• **Task description**
In the listing below, identify each line with the word "Rest" and return those lines.

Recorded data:
=-=-=-=-=

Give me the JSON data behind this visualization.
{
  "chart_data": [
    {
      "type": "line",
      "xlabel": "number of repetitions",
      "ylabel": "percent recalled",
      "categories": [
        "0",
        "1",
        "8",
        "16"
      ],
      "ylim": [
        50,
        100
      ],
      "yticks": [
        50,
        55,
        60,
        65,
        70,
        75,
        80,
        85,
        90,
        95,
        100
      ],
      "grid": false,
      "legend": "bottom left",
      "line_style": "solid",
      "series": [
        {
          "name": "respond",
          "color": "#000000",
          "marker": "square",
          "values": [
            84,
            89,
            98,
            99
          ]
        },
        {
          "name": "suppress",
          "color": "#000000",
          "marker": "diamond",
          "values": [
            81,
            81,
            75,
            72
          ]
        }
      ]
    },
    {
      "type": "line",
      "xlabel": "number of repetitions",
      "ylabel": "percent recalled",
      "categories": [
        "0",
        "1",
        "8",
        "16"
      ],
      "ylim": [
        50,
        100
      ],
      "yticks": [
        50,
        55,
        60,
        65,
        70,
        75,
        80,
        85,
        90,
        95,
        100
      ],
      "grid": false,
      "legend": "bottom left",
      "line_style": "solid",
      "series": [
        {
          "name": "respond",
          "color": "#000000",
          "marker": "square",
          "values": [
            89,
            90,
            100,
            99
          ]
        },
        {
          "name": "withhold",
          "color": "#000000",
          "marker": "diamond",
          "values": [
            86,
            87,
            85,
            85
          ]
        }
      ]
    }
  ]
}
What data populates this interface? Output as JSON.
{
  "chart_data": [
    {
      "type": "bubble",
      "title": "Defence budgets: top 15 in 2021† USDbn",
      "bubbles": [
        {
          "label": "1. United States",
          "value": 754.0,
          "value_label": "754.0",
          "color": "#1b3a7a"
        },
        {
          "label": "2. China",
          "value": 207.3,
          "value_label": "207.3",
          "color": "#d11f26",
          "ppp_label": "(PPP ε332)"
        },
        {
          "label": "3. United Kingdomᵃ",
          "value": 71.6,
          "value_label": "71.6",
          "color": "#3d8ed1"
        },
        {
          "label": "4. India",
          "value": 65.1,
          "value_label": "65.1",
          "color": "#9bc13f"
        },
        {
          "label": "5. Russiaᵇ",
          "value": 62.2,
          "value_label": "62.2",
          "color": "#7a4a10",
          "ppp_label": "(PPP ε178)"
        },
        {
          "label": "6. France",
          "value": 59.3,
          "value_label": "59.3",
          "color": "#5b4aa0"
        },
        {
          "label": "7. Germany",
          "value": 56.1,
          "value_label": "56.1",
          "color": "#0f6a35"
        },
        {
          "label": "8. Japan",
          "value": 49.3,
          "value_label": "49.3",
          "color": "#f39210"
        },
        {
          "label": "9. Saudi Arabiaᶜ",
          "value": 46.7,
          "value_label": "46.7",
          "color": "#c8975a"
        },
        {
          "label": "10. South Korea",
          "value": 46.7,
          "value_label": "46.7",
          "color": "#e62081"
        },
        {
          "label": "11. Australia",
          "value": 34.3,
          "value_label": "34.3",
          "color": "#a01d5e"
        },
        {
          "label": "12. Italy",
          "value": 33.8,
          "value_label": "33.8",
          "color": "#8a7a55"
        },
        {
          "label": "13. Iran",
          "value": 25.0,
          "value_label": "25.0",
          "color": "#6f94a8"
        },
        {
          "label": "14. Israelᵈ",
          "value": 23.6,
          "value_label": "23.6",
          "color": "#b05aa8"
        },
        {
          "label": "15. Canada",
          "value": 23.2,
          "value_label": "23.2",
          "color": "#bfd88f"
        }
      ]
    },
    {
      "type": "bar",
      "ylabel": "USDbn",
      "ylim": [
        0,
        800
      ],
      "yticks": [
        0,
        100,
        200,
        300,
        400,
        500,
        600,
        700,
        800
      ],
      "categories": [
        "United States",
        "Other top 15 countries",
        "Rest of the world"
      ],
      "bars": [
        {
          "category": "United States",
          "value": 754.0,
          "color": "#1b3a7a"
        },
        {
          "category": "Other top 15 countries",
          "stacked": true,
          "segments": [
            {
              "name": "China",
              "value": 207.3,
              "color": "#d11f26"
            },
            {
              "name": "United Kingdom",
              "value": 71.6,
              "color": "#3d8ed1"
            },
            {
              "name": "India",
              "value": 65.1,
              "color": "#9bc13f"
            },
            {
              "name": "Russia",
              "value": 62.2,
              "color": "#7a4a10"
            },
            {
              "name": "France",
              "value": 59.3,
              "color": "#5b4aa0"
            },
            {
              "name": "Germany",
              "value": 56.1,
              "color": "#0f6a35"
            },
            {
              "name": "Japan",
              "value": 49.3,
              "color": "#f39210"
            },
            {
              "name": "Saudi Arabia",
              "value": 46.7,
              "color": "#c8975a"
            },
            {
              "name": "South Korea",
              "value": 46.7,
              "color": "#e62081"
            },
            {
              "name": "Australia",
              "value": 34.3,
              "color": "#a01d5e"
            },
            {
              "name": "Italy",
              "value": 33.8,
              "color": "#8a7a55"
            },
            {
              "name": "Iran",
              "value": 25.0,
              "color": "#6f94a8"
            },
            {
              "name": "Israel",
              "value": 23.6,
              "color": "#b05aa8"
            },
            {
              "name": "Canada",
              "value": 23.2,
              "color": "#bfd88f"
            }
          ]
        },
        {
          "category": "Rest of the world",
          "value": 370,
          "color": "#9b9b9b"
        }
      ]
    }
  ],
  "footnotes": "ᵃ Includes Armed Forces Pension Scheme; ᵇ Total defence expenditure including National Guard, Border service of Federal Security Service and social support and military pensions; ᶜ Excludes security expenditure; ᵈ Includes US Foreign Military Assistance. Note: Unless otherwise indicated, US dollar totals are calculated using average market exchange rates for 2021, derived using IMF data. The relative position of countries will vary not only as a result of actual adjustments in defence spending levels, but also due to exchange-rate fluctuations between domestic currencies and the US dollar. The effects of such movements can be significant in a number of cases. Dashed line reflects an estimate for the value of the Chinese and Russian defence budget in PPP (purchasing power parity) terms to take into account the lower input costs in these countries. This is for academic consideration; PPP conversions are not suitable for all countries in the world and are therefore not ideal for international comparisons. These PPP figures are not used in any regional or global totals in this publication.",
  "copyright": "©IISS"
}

=-=-=-=-=

• **Result of this task**
        "Rest of the world"
          "category": "Rest of the world",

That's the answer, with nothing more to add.